Collected data:
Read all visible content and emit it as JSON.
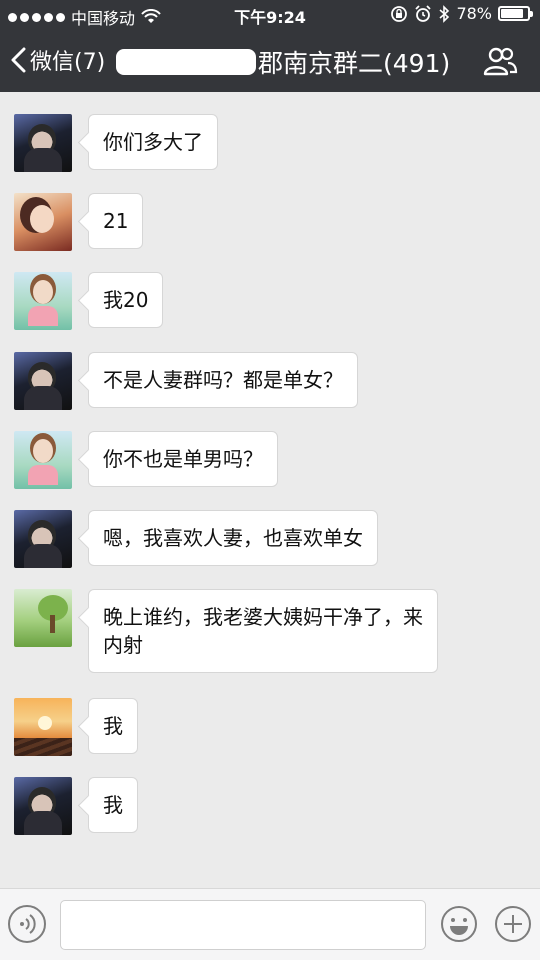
{
  "status_bar": {
    "carrier": "中国移动",
    "time": "下午9:24",
    "battery": "78%",
    "battery_level": 0.78
  },
  "nav": {
    "back_label": "微信(7)",
    "title_visible": "郡南京群二(491)"
  },
  "messages": [
    {
      "avatar": "boy",
      "text": "你们多大了"
    },
    {
      "avatar": "girl1",
      "text": "21"
    },
    {
      "avatar": "girl2",
      "text": "我20"
    },
    {
      "avatar": "boy",
      "text": "不是人妻群吗？都是单女？"
    },
    {
      "avatar": "girl2",
      "text": "你不也是单男吗？"
    },
    {
      "avatar": "boy",
      "text": "嗯，我喜欢人妻，也喜欢单女"
    },
    {
      "avatar": "tree",
      "text": "晚上谁约，我老婆大姨妈干净了，来内射"
    },
    {
      "avatar": "sunset",
      "text": "我"
    },
    {
      "avatar": "boy",
      "text": "我"
    }
  ],
  "input": {
    "placeholder": ""
  },
  "icons": {
    "back": "chevron-left-icon",
    "group": "group-members-icon",
    "voice": "voice-input-icon",
    "emoji": "emoji-icon",
    "plus": "plus-icon"
  }
}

TASK DETAILS:
Make an exact copy of the listing above. Do not include the pictures.

EXERCISE RESPONSE:
Read all visible content and emit it as JSON.
{
  "status_bar": {
    "carrier": "中国移动",
    "time": "下午9:24",
    "battery": "78%",
    "battery_level": 0.78
  },
  "nav": {
    "back_label": "微信(7)",
    "title_visible": "郡南京群二(491)"
  },
  "messages": [
    {
      "avatar": "boy",
      "text": "你们多大了"
    },
    {
      "avatar": "girl1",
      "text": "21"
    },
    {
      "avatar": "girl2",
      "text": "我20"
    },
    {
      "avatar": "boy",
      "text": "不是人妻群吗？都是单女？"
    },
    {
      "avatar": "girl2",
      "text": "你不也是单男吗？"
    },
    {
      "avatar": "boy",
      "text": "嗯，我喜欢人妻，也喜欢单女"
    },
    {
      "avatar": "tree",
      "text": "晚上谁约，我老婆大姨妈干净了，来内射"
    },
    {
      "avatar": "sunset",
      "text": "我"
    },
    {
      "avatar": "boy",
      "text": "我"
    }
  ],
  "input": {
    "placeholder": ""
  },
  "icons": {
    "back": "chevron-left-icon",
    "group": "group-members-icon",
    "voice": "voice-input-icon",
    "emoji": "emoji-icon",
    "plus": "plus-icon"
  }
}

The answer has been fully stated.